**EXERCISE PROMPT:** Print the data that follows exactly.

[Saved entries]

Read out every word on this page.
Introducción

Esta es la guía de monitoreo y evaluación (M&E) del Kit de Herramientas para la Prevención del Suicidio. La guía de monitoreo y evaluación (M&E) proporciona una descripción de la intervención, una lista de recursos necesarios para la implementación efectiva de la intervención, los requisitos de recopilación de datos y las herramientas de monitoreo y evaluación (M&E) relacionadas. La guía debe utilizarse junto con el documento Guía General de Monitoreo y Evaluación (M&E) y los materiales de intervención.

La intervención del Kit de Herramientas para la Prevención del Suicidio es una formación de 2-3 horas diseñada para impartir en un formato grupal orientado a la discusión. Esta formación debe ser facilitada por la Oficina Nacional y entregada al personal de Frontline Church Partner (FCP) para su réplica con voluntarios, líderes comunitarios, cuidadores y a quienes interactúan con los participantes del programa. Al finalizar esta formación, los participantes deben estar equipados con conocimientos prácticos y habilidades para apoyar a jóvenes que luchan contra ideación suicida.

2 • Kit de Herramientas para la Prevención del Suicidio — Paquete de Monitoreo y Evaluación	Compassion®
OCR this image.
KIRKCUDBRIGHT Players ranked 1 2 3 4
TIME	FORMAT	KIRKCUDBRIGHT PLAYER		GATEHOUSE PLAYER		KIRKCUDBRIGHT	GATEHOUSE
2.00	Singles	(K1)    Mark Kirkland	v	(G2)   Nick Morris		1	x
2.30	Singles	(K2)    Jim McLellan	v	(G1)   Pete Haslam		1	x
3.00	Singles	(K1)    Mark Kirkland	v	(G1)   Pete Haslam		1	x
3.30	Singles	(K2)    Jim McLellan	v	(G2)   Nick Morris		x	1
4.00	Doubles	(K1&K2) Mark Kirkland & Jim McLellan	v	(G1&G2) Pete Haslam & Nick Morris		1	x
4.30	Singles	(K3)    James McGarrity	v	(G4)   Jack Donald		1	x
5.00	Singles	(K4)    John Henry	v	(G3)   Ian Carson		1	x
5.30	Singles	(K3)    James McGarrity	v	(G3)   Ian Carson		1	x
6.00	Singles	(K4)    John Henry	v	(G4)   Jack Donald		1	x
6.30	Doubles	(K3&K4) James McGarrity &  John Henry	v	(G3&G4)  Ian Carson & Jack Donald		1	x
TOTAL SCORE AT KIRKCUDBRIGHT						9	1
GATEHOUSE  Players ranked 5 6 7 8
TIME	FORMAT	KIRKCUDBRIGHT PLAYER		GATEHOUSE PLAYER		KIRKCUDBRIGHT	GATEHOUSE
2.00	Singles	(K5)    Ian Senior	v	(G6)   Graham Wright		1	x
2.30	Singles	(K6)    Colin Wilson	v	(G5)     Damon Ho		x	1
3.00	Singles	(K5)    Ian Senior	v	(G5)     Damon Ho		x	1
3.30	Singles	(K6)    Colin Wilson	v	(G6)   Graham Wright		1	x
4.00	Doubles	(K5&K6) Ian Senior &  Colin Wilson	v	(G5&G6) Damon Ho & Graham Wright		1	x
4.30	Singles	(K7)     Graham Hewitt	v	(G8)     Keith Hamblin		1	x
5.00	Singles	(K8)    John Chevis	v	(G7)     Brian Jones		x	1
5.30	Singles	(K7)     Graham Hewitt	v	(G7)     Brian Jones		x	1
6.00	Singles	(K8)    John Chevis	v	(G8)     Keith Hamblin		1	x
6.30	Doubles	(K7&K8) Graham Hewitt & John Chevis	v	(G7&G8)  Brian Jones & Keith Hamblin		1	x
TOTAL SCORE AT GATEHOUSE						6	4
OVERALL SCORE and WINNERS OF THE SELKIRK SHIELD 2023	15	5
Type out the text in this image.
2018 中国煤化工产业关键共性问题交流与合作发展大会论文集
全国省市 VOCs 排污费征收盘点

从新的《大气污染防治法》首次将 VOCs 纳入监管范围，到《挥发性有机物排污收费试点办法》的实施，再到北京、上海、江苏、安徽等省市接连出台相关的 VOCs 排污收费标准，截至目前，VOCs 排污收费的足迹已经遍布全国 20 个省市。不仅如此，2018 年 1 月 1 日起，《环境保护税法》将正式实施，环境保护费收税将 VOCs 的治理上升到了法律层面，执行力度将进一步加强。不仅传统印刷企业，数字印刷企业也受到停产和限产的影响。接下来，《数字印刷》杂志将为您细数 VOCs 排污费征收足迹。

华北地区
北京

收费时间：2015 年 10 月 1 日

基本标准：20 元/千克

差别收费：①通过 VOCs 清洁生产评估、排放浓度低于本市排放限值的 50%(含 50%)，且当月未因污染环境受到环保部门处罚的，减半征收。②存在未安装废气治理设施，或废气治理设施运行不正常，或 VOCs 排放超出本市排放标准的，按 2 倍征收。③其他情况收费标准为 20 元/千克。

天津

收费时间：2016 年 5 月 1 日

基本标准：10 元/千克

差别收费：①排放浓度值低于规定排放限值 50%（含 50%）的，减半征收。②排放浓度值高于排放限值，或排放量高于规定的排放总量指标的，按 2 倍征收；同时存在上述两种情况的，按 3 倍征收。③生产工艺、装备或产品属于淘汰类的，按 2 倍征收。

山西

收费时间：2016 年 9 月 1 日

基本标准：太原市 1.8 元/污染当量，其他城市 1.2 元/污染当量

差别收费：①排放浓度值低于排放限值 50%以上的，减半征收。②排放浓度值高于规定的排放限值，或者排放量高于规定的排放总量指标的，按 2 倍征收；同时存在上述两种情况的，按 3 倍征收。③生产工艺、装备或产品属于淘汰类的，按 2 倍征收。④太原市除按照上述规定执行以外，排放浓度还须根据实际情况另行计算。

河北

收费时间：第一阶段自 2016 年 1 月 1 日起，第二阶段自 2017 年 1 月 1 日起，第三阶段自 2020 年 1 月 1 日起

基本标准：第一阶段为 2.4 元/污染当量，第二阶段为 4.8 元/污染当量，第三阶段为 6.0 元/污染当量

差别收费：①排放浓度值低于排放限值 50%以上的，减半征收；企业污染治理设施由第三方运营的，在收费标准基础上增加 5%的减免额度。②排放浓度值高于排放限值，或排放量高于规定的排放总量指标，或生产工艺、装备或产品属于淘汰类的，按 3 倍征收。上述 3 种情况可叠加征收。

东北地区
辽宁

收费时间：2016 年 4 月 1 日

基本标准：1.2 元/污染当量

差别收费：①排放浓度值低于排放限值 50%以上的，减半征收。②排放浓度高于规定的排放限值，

**TASK SOLUTION:**
Read out every word on this page.
Introducción

Esta es la guía de monitoreo y evaluación (M&E) del Kit de Herramientas para la Prevención del Suicidio. La guía de monitoreo y evaluación (M&E) proporciona una descripción de la intervención, una lista de recursos necesarios para la implementación efectiva de la intervención, los requisitos de recopilación de datos y las herramientas de monitoreo y evaluación (M&E) relacionadas. La guía debe utilizarse junto con el documento Guía General de Monitoreo y Evaluación (M&E) y los materiales de intervención.

La intervención del Kit de Herramientas para la Prevención del Suicidio es una formación de 2-3 horas diseñada para impartir en un formato grupal orientado a la discusión. Esta formación debe ser facilitada por la Oficina Nacional y entregada al personal de Frontline Church Partner (FCP) para su réplica con voluntarios, líderes comunitarios, cuidadores y a quienes interactúan con los participantes del programa. Al finalizar esta formación, los participantes deben estar equipados con conocimientos prácticos y habilidades para apoyar a jóvenes que luchan contra ideación suicida.

2 • Kit de Herramientas para la Prevención del Suicidio — Paquete de Monitoreo y Evaluación	Compassion®
OCR this image.
KIRKCUDBRIGHT Players ranked 1 2 3 4
TIME	FORMAT	KIRKCUDBRIGHT PLAYER		GATEHOUSE PLAYER		KIRKCUDBRIGHT	GATEHOUSE
2.00	Singles	(K1)    Mark Kirkland	v	(G2)   Nick Morris		1	x
2.30	Singles	(K2)    Jim McLellan	v	(G1)   Pete Haslam		1	x
3.00	Singles	(K1)    Mark Kirkland	v	(G1)   Pete Haslam		1	x
3.30	Singles	(K2)    Jim McLellan	v	(G2)   Nick Morris		x	1
4.00	Doubles	(K1&K2) Mark Kirkland & Jim McLellan	v	(G1&G2) Pete Haslam & Nick Morris		1	x
4.30	Singles	(K3)    James McGarrity	v	(G4)   Jack Donald		1	x
5.00	Singles	(K4)    John Henry	v	(G3)   Ian Carson		1	x
5.30	Singles	(K3)    James McGarrity	v	(G3)   Ian Carson		1	x
6.00	Singles	(K4)    John Henry	v	(G4)   Jack Donald		1	x
6.30	Doubles	(K3&K4) James McGarrity &  John Henry	v	(G3&G4)  Ian Carson & Jack Donald		1	x
TOTAL SCORE AT KIRKCUDBRIGHT						9	1
GATEHOUSE  Players ranked 5 6 7 8
TIME	FORMAT	KIRKCUDBRIGHT PLAYER		GATEHOUSE PLAYER		KIRKCUDBRIGHT	GATEHOUSE
2.00	Singles	(K5)    Ian Senior	v	(G6)   Graham Wright		1	x
2.30	Singles	(K6)    Colin Wilson	v	(G5)     Damon Ho		x	1
3.00	Singles	(K5)    Ian Senior	v	(G5)     Damon Ho		x	1
3.30	Singles	(K6)    Colin Wilson	v	(G6)   Graham Wright		1	x
4.00	Doubles	(K5&K6) Ian Senior &  Colin Wilson	v	(G5&G6) Damon Ho & Graham Wright		1	x
4.30	Singles	(K7)     Graham Hewitt	v	(G8)     Keith Hamblin		1	x
5.00	Singles	(K8)    John Chevis	v	(G7)     Brian Jones		x	1
5.30	Singles	(K7)     Graham Hewitt	v	(G7)     Brian Jones		x	1
6.00	Singles	(K8)    John Chevis	v	(G8)     Keith Hamblin		1	x
6.30	Doubles	(K7&K8) Graham Hewitt & John Chevis	v	(G7&G8)  Brian Jones & Keith Hamblin		1	x
TOTAL SCORE AT GATEHOUSE						6	4
OVERALL SCORE and WINNERS OF THE SELKIRK SHIELD 2023	15	5
Type out the text in this image.
2018 中国煤化工产业关键共性问题交流与合作发展大会论文集
全国省市 VOCs 排污费征收盘点

从新的《大气污染防治法》首次将 VOCs 纳入监管范围，到《挥发性有机物排污收费试点办法》的实施，再到北京、上海、江苏、安徽等省市接连出台相关的 VOCs 排污收费标准，截至目前，VOCs 排污收费的足迹已经遍布全国 20 个省市。不仅如此，2018 年 1 月 1 日起，《环境保护税法》将正式实施，环境保护费收税将 VOCs 的治理上升到了法律层面，执行力度将进一步加强。不仅传统印刷企业，数字印刷企业也受到停产和限产的影响。接下来，《数字印刷》杂志将为您细数 VOCs 排污费征收足迹。

华北地区
北京

收费时间：2015 年 10 月 1 日

基本标准：20 元/千克

差别收费：①通过 VOCs 清洁生产评估、排放浓度低于本市排放限值的 50%(含 50%)，且当月未因污染环境受到环保部门处罚的，减半征收。②存在未安装废气治理设施，或废气治理设施运行不正常，或 VOCs 排放超出本市排放标准的，按 2 倍征收。③其他情况收费标准为 20 元/千克。

天津

收费时间：2016 年 5 月 1 日

基本标准：10 元/千克

差别收费：①排放浓度值低于规定排放限值 50%（含 50%）的，减半征收。②排放浓度值高于排放限值，或排放量高于规定的排放总量指标的，按 2 倍征收；同时存在上述两种情况的，按 3 倍征收。③生产工艺、装备或产品属于淘汰类的，按 2 倍征收。

山西

收费时间：2016 年 9 月 1 日

基本标准：太原市 1.8 元/污染当量，其他城市 1.2 元/污染当量

差别收费：①排放浓度值低于排放限值 50%以上的，减半征收。②排放浓度值高于规定的排放限值，或者排放量高于规定的排放总量指标的，按 2 倍征收；同时存在上述两种情况的，按 3 倍征收。③生产工艺、装备或产品属于淘汰类的，按 2 倍征收。④太原市除按照上述规定执行以外，排放浓度还须根据实际情况另行计算。

河北

收费时间：第一阶段自 2016 年 1 月 1 日起，第二阶段自 2017 年 1 月 1 日起，第三阶段自 2020 年 1 月 1 日起

基本标准：第一阶段为 2.4 元/污染当量，第二阶段为 4.8 元/污染当量，第三阶段为 6.0 元/污染当量

差别收费：①排放浓度值低于排放限值 50%以上的，减半征收；企业污染治理设施由第三方运营的，在收费标准基础上增加 5%的减免额度。②排放浓度值高于排放限值，或排放量高于规定的排放总量指标，或生产工艺、装备或产品属于淘汰类的，按 3 倍征收。上述 3 种情况可叠加征收。

东北地区
辽宁

收费时间：2016 年 4 月 1 日

基本标准：1.2 元/污染当量

差别收费：①排放浓度值低于排放限值 50%以上的，减半征收。②排放浓度高于规定的排放限值，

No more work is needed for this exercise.